=== Provided material ===

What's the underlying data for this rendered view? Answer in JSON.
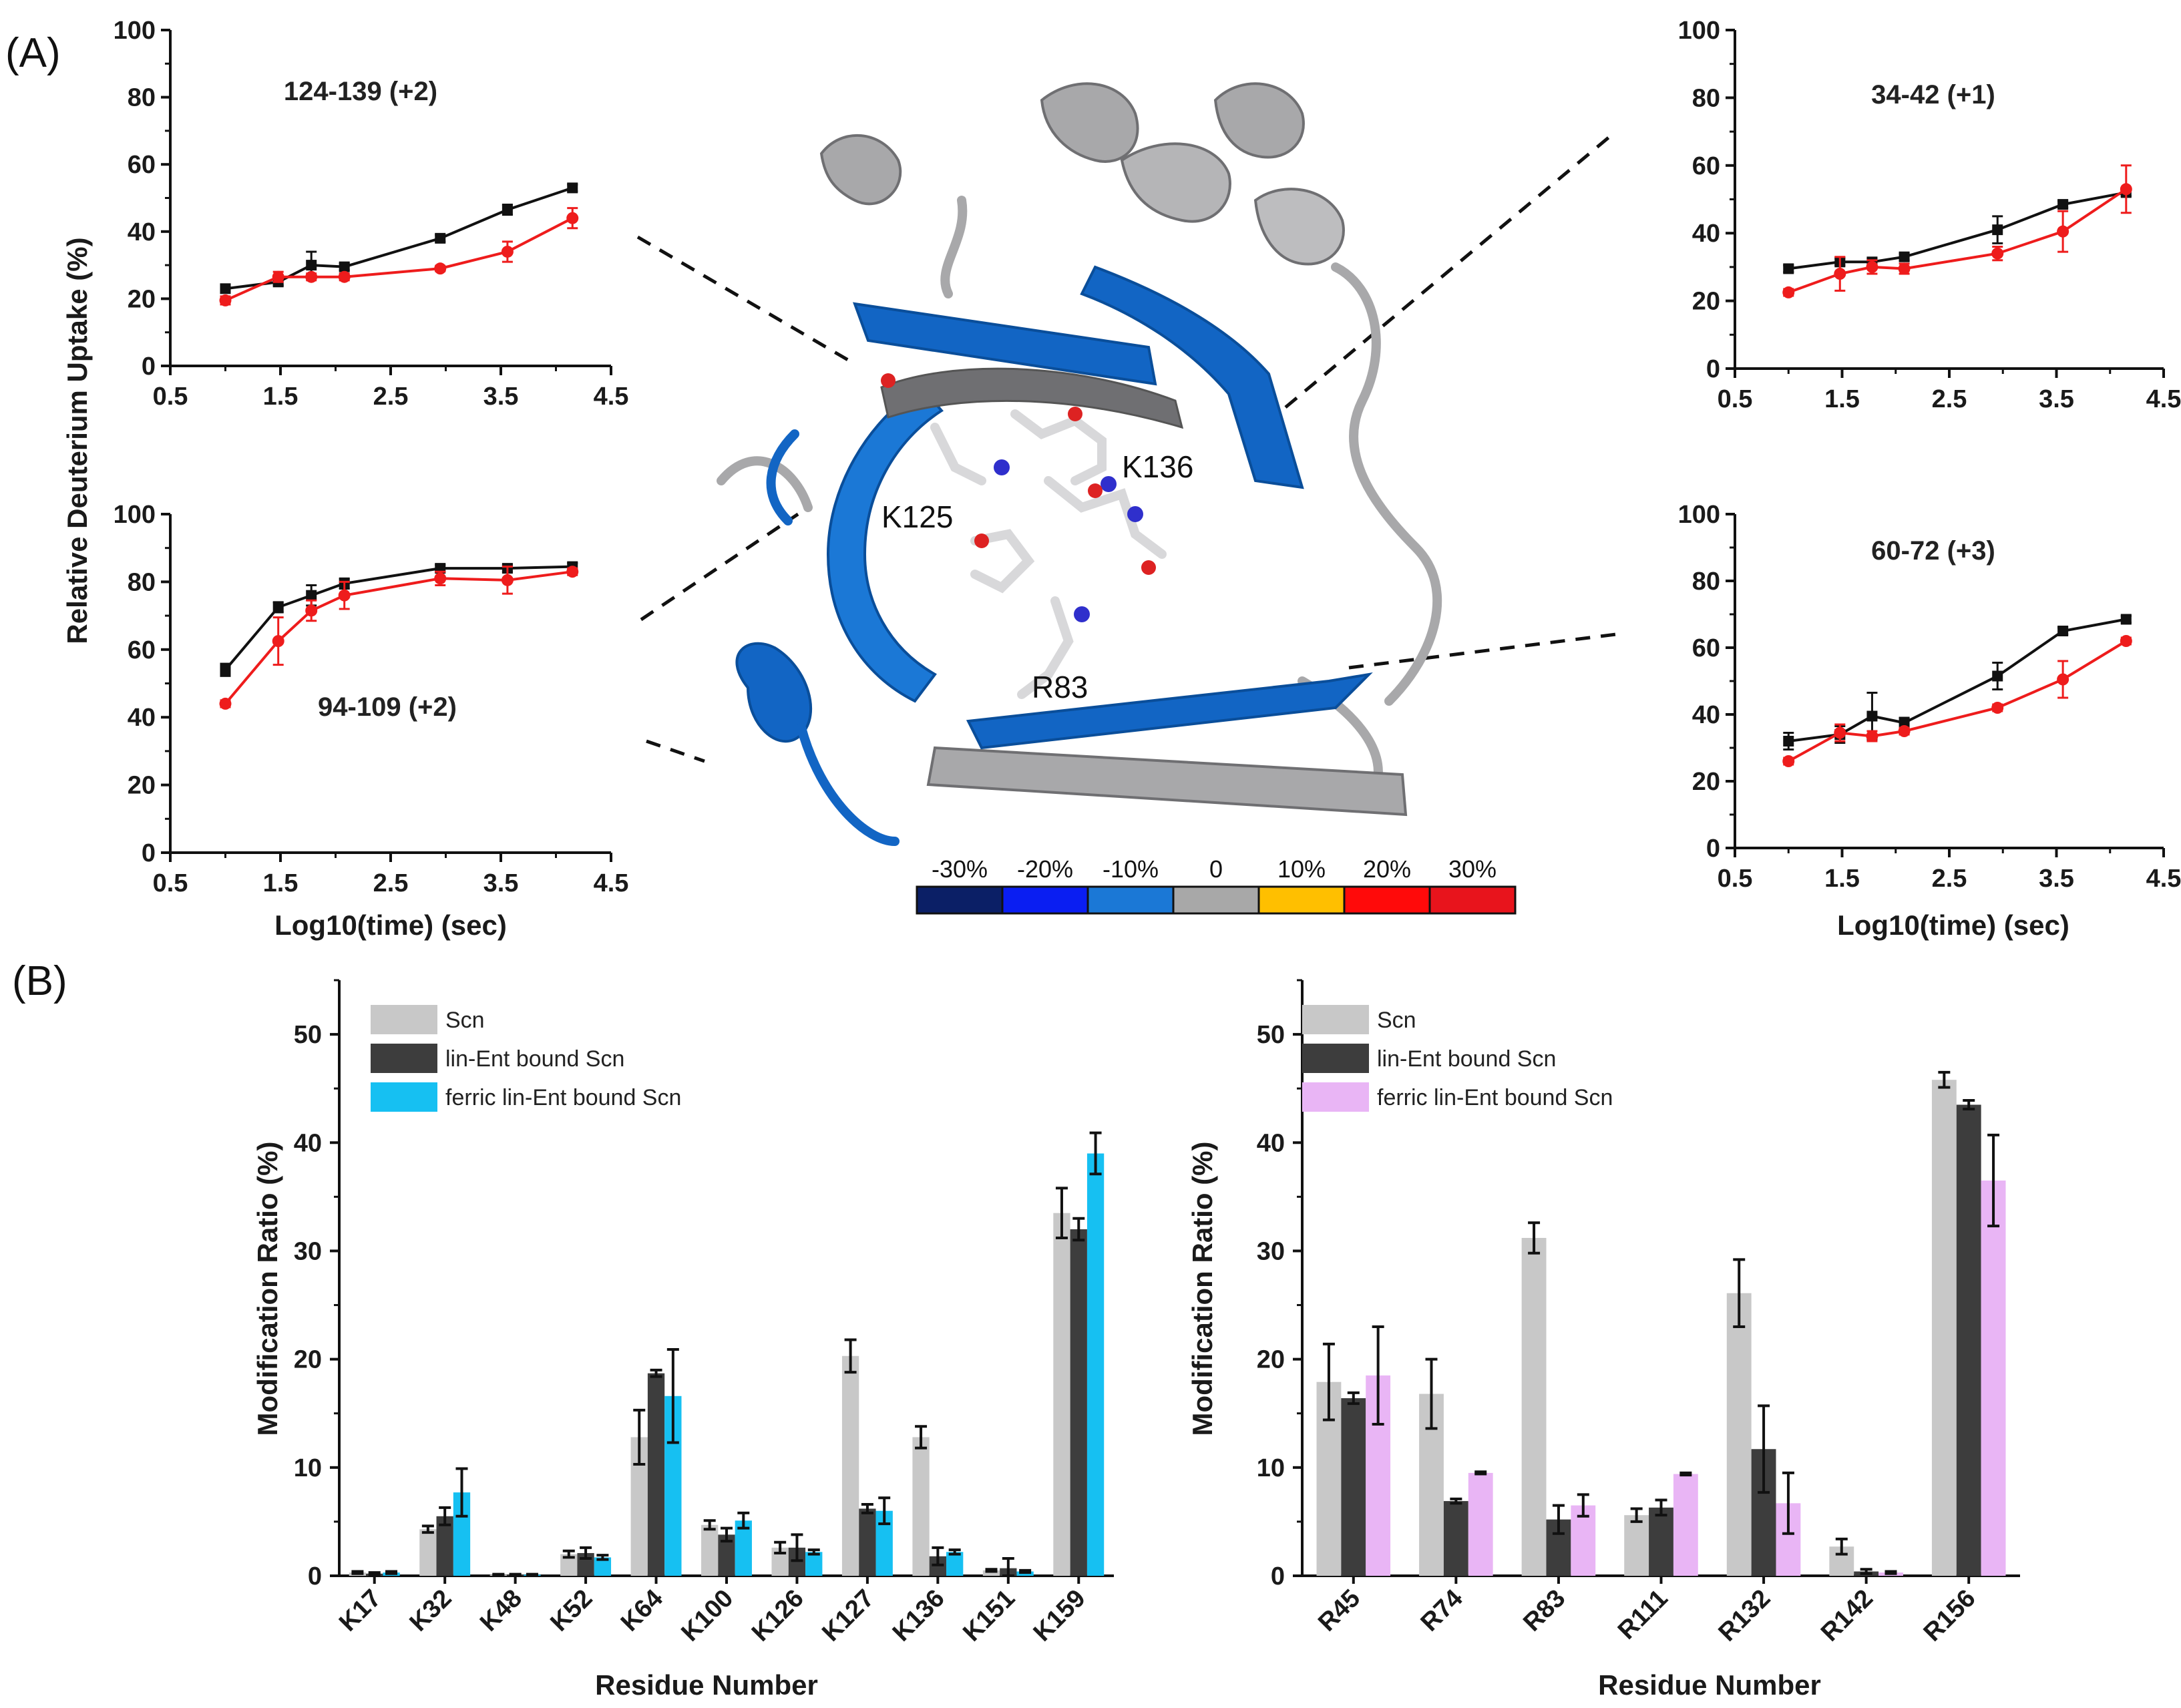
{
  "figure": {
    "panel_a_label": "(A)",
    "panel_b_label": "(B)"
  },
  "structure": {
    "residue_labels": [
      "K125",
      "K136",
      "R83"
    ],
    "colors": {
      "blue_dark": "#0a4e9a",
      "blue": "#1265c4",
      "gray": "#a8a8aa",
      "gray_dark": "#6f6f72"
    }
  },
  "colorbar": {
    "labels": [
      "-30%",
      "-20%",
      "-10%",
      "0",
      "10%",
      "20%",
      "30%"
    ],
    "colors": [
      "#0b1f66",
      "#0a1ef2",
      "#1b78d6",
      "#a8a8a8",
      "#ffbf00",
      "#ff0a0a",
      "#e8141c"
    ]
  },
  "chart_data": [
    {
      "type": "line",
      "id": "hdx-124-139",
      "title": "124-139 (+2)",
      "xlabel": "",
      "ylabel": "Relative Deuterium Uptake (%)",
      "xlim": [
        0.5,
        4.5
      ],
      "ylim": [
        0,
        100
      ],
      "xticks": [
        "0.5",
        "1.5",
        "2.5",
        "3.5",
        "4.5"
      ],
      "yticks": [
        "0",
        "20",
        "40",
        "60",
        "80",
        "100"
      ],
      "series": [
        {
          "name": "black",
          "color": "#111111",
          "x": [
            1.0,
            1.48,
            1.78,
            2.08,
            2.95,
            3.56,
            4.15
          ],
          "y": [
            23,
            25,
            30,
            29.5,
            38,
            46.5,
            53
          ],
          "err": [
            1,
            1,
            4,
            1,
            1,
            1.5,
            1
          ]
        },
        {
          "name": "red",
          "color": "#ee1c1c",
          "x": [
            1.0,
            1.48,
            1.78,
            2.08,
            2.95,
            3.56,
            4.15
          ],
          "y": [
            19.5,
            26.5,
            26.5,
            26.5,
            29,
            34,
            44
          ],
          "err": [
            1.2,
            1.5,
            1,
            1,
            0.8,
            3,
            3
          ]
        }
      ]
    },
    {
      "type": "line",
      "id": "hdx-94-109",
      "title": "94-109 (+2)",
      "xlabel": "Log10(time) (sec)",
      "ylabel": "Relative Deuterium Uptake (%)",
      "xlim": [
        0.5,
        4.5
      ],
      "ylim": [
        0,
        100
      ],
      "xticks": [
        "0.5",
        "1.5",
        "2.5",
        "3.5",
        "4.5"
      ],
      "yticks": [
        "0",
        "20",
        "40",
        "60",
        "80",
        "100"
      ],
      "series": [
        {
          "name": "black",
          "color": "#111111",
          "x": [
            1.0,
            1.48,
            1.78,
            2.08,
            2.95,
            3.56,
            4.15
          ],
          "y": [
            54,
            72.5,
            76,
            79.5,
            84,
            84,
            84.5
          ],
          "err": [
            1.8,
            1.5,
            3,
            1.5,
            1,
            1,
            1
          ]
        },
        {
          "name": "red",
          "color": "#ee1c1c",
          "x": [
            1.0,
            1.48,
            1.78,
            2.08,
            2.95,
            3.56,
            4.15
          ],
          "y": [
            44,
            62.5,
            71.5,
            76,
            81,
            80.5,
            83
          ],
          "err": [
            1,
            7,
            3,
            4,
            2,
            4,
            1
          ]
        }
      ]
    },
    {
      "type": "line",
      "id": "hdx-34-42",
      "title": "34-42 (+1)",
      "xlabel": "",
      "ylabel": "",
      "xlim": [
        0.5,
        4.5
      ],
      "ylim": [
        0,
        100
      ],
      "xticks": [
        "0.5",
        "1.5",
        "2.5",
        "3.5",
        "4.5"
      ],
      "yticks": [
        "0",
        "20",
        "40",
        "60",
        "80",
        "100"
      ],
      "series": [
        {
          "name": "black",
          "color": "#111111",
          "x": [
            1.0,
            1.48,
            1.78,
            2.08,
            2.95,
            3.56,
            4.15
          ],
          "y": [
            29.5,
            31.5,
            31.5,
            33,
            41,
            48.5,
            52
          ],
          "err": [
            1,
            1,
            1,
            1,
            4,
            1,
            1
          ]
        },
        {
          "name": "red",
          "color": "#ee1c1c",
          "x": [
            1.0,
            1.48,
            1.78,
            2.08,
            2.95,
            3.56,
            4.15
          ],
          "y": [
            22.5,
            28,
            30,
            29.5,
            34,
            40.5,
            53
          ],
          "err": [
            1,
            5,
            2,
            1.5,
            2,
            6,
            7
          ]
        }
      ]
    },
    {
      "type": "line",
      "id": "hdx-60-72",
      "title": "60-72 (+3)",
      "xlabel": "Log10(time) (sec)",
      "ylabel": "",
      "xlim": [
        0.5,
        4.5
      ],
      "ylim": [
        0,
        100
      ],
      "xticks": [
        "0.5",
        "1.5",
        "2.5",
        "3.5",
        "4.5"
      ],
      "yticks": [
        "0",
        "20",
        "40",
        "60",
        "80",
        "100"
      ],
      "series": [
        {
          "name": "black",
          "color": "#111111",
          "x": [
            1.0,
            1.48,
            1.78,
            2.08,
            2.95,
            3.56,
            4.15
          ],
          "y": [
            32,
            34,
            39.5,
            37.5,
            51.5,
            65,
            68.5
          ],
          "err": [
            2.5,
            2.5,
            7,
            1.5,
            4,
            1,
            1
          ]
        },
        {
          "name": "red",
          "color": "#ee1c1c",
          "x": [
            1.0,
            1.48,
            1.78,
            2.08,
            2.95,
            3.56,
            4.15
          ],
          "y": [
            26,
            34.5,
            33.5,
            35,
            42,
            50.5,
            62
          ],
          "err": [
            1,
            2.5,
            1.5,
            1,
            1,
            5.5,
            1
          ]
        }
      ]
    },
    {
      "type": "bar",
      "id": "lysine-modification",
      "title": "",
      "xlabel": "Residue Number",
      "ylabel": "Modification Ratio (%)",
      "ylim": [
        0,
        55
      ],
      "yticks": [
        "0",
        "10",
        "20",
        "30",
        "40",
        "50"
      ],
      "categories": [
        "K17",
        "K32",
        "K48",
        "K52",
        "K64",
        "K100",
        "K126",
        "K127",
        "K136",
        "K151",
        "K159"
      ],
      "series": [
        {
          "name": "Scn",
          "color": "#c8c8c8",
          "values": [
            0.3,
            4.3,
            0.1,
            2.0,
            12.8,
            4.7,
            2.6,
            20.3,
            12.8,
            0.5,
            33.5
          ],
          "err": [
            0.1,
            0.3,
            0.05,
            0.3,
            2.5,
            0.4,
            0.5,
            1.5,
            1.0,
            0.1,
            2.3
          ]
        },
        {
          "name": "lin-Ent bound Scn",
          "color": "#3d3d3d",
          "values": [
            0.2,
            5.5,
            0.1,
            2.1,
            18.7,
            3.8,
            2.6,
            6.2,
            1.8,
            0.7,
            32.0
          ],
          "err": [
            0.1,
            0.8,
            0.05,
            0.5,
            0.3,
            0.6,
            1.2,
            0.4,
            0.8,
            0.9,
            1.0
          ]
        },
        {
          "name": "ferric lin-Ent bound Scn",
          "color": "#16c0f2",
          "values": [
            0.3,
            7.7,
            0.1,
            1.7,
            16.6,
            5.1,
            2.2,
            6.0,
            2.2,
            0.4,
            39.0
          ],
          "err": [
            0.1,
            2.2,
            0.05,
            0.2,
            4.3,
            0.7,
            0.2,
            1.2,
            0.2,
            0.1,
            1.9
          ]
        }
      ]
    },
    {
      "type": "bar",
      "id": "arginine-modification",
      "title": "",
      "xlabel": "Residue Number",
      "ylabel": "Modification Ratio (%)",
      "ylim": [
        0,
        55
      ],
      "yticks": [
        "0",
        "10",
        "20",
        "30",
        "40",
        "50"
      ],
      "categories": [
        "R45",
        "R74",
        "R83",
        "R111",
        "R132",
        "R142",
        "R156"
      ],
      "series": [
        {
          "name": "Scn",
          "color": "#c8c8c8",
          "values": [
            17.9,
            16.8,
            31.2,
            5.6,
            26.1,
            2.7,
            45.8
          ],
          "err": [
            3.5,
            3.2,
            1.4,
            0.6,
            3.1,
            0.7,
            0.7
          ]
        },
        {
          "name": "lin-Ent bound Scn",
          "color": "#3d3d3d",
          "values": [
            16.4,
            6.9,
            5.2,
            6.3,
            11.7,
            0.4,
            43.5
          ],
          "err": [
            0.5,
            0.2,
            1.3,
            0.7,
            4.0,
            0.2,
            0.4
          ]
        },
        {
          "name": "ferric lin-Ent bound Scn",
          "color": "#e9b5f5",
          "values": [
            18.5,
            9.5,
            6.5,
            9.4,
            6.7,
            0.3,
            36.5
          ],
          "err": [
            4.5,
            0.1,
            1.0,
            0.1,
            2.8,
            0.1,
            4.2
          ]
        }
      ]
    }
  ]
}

===
=== Provided material ===

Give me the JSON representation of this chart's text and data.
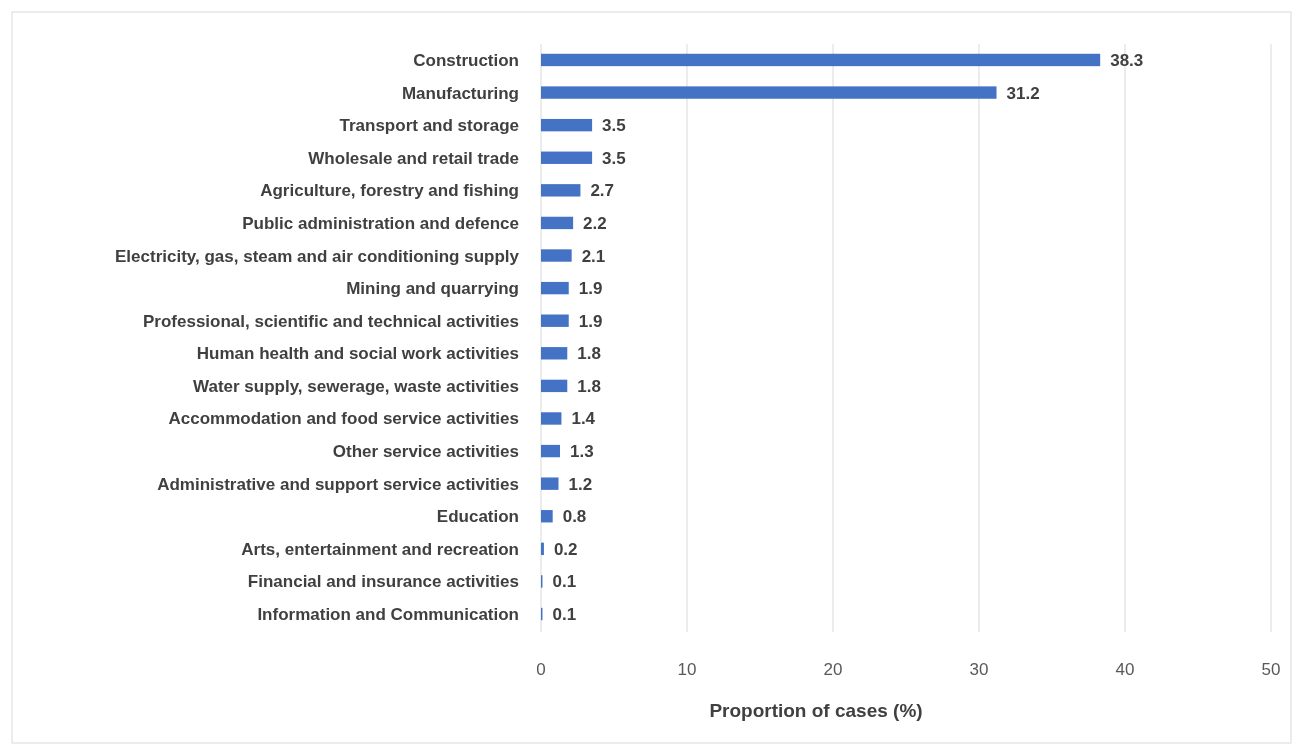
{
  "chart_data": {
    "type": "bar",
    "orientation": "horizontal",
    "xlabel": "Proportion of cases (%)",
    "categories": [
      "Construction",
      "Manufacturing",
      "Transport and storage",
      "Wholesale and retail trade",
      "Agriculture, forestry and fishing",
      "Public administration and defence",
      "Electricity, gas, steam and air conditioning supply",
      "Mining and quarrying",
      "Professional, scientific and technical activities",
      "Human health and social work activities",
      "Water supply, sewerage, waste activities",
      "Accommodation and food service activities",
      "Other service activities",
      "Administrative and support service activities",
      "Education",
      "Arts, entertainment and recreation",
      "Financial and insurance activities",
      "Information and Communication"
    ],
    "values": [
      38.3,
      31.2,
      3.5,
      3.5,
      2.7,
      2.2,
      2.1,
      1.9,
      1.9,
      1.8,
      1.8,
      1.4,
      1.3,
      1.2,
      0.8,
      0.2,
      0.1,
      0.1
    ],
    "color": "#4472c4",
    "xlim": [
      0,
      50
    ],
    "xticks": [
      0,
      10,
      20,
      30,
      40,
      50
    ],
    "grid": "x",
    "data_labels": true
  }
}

===

For the listing above, give the number of lines in which the string "this" occurs, and nothing else.

Problem solution: 2